Without omitting anything, return the records precisely as given.

Extracted records
• • • • •

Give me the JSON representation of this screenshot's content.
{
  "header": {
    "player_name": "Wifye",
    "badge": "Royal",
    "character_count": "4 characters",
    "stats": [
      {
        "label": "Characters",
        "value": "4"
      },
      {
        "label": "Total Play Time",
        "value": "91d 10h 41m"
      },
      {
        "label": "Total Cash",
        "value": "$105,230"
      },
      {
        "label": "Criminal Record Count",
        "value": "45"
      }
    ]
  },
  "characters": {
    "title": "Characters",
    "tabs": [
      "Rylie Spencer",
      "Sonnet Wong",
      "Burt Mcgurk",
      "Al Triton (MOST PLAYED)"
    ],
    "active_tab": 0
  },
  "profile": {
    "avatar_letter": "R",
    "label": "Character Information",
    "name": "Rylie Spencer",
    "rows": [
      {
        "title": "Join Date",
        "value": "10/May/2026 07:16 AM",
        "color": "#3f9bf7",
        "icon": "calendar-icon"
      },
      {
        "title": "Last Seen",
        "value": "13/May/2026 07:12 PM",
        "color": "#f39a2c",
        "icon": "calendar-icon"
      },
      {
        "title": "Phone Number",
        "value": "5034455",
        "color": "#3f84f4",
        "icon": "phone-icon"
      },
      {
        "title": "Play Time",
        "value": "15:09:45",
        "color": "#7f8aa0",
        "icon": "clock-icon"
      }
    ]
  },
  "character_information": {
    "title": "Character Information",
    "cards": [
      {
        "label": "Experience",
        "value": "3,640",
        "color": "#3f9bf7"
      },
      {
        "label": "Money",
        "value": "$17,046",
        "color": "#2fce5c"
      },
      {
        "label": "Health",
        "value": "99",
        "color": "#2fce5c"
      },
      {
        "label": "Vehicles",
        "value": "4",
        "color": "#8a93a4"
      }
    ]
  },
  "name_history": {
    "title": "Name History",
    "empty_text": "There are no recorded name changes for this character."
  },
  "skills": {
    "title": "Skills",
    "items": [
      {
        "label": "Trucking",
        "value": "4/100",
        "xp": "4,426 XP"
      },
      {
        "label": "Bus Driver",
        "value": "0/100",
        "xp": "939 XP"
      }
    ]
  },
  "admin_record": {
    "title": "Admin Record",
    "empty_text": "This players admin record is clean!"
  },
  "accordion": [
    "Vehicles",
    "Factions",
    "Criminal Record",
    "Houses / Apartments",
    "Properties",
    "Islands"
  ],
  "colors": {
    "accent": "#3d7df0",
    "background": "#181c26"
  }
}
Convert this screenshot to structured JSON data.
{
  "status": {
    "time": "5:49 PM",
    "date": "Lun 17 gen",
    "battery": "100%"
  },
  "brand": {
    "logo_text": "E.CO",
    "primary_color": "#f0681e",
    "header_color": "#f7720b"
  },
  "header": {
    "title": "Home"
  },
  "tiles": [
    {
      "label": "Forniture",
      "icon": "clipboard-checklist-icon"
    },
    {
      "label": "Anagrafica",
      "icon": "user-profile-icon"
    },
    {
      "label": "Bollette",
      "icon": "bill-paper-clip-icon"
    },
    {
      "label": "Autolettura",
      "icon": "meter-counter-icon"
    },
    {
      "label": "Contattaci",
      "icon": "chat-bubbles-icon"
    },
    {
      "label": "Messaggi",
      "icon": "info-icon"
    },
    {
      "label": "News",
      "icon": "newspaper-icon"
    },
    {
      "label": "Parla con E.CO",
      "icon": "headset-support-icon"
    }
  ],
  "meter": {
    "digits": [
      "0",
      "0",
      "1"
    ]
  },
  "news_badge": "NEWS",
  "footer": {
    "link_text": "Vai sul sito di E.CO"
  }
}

• • • • •

• [Result of this task]
Give me the JSON representation of this screenshot's content.
{
  "header": {
    "player_name": "Wifye",
    "badge": "Royal",
    "character_count": "4 characters",
    "stats": [
      {
        "label": "Characters",
        "value": "4"
      },
      {
        "label": "Total Play Time",
        "value": "91d 10h 41m"
      },
      {
        "label": "Total Cash",
        "value": "$105,230"
      },
      {
        "label": "Criminal Record Count",
        "value": "45"
      }
    ]
  },
  "characters": {
    "title": "Characters",
    "tabs": [
      "Rylie Spencer",
      "Sonnet Wong",
      "Burt Mcgurk",
      "Al Triton (MOST PLAYED)"
    ],
    "active_tab": 0
  },
  "profile": {
    "avatar_letter": "R",
    "label": "Character Information",
    "name": "Rylie Spencer",
    "rows": [
      {
        "title": "Join Date",
        "value": "10/May/2026 07:16 AM",
        "color": "#3f9bf7",
        "icon": "calendar-icon"
      },
      {
        "title": "Last Seen",
        "value": "13/May/2026 07:12 PM",
        "color": "#f39a2c",
        "icon": "calendar-icon"
      },
      {
        "title": "Phone Number",
        "value": "5034455",
        "color": "#3f84f4",
        "icon": "phone-icon"
      },
      {
        "title": "Play Time",
        "value": "15:09:45",
        "color": "#7f8aa0",
        "icon": "clock-icon"
      }
    ]
  },
  "character_information": {
    "title": "Character Information",
    "cards": [
      {
        "label": "Experience",
        "value": "3,640",
        "color": "#3f9bf7"
      },
      {
        "label": "Money",
        "value": "$17,046",
        "color": "#2fce5c"
      },
      {
        "label": "Health",
        "value": "99",
        "color": "#2fce5c"
      },
      {
        "label": "Vehicles",
        "value": "4",
        "color": "#8a93a4"
      }
    ]
  },
  "name_history": {
    "title": "Name History",
    "empty_text": "There are no recorded name changes for this character."
  },
  "skills": {
    "title": "Skills",
    "items": [
      {
        "label": "Trucking",
        "value": "4/100",
        "xp": "4,426 XP"
      },
      {
        "label": "Bus Driver",
        "value": "0/100",
        "xp": "939 XP"
      }
    ]
  },
  "admin_record": {
    "title": "Admin Record",
    "empty_text": "This players admin record is clean!"
  },
  "accordion": [
    "Vehicles",
    "Factions",
    "Criminal Record",
    "Houses / Apartments",
    "Properties",
    "Islands"
  ],
  "colors": {
    "accent": "#3d7df0",
    "background": "#181c26"
  }
}
Convert this screenshot to structured JSON data.
{
  "status": {
    "time": "5:49 PM",
    "date": "Lun 17 gen",
    "battery": "100%"
  },
  "brand": {
    "logo_text": "E.CO",
    "primary_color": "#f0681e",
    "header_color": "#f7720b"
  },
  "header": {
    "title": "Home"
  },
  "tiles": [
    {
      "label": "Forniture",
      "icon": "clipboard-checklist-icon"
    },
    {
      "label": "Anagrafica",
      "icon": "user-profile-icon"
    },
    {
      "label": "Bollette",
      "icon": "bill-paper-clip-icon"
    },
    {
      "label": "Autolettura",
      "icon": "meter-counter-icon"
    },
    {
      "label": "Contattaci",
      "icon": "chat-bubbles-icon"
    },
    {
      "label": "Messaggi",
      "icon": "info-icon"
    },
    {
      "label": "News",
      "icon": "newspaper-icon"
    },
    {
      "label": "Parla con E.CO",
      "icon": "headset-support-icon"
    }
  ],
  "meter": {
    "digits": [
      "0",
      "0",
      "1"
    ]
  },
  "news_badge": "NEWS",
  "footer": {
    "link_text": "Vai sul sito di E.CO"
  }
}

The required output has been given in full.